Transcribe verbatim the stretch of the Old Khottabych review from "Images courtesy of" through "is decidedly apolitical.".

● **EXTRACT**

-- Start --

Lenfilm: Old Khottabych (1956) - Reviewed

Images courtesy of Lenfilm

The story of Soviet children’s and science-fiction author Lazar Lagin’s Starik Hottabych or Old Man Khottabych dates back to 1938 finding its origins in a fairy tale involving a genie set free by a Soviet Young Pioneer and the shenanigans that ensue as the three-and-a-half-thousand-year-old spirit finds difficulty adapting to then-modern life.  Emerging in the periodical Pioner before appearing as a standalone book with pictorial illustrations accompanying the text, the immensely popular story like most Soviet texts became somewhat politicized upon further proofread revisions, changing several times all the way up until 1955 with newer anti-capitalist sentiments permeating the narrative.  Despite the tweakings, the overall story remained more-or-less the same though the very first version is decidedly apolitical.

-- End --

● **DATA RECORDS**
-- Start --

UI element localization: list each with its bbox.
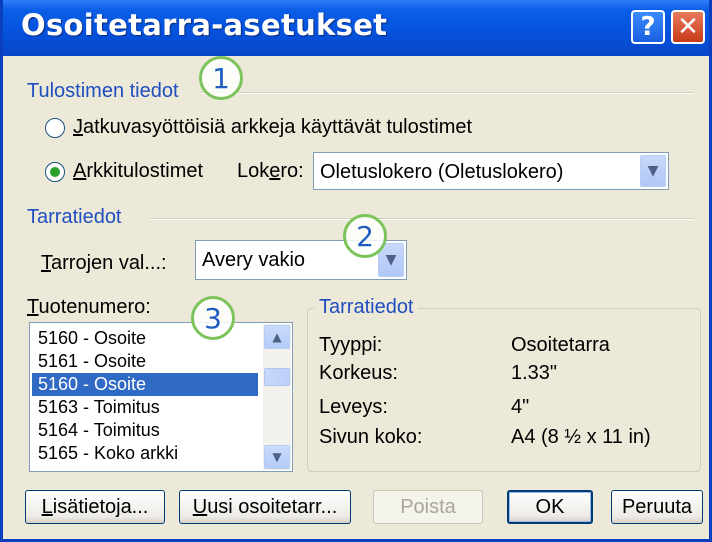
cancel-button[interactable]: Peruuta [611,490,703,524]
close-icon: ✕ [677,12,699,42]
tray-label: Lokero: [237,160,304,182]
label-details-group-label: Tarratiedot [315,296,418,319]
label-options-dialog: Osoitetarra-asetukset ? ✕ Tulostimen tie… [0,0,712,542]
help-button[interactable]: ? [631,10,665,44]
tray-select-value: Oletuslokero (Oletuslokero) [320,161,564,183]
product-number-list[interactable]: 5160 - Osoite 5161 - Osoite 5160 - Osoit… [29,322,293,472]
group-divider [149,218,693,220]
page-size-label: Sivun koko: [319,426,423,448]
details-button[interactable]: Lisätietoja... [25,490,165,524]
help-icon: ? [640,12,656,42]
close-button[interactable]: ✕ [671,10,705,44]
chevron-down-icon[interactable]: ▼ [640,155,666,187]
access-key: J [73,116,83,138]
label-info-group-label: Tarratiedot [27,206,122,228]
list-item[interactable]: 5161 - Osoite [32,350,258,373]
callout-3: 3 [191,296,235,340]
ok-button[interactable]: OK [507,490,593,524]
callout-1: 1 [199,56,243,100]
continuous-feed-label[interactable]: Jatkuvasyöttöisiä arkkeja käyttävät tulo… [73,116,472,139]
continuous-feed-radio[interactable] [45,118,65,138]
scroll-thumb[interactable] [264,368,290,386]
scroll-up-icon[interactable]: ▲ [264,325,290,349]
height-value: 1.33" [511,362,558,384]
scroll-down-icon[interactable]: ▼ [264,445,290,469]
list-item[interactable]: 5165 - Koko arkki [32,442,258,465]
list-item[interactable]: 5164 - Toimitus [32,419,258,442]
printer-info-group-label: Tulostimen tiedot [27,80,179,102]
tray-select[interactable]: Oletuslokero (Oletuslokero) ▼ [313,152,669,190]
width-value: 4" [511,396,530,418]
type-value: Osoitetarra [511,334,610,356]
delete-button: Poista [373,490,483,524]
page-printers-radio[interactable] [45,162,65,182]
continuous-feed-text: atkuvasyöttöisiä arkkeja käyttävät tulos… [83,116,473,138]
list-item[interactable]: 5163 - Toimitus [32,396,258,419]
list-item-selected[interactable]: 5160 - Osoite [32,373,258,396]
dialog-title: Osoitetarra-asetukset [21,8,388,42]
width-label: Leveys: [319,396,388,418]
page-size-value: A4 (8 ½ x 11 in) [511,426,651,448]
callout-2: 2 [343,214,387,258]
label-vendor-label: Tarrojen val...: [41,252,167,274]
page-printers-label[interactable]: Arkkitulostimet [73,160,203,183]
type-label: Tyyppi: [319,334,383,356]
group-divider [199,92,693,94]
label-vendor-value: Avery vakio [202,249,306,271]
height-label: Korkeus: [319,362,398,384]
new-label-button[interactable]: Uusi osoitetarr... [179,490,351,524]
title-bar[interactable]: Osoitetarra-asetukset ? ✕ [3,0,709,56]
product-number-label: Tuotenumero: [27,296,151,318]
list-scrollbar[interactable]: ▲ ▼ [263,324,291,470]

-- End --
-- Start --

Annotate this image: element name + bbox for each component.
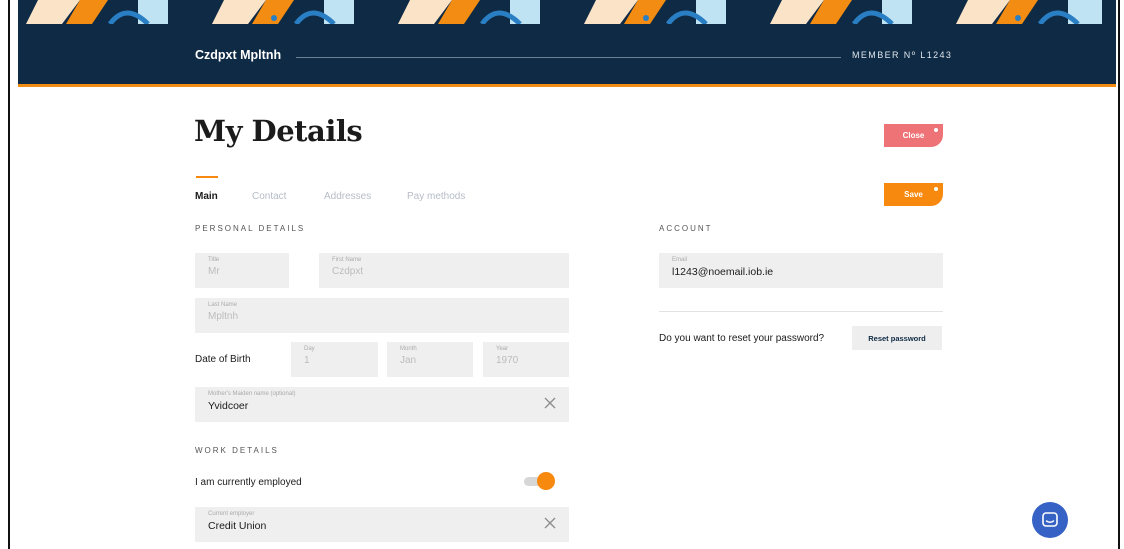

-- End --

● **THE OUTPUT**
Images courtesy of Lenfilm

The story of Soviet children’s and science-fiction author Lazar Lagin’s Starik Hottabych or Old Man Khottabych dates back to 1938 finding its origins in a fairy tale involving a genie set free by a Soviet Young Pioneer and the shenanigans that ensue as the three-and-a-half-thousand-year-old spirit finds difficulty adapting to then-modern life.  Emerging in the periodical Pioner before appearing as a standalone book with pictorial illustrations accompanying the text, the immensely popular story like most Soviet texts became somewhat politicized upon further proofread revisions, changing several times all the way up until 1955 with newer anti-capitalist sentiments permeating the narrative.  Despite the tweakings, the overall story remained more-or-less the same though the very first version is decidedly apolitical.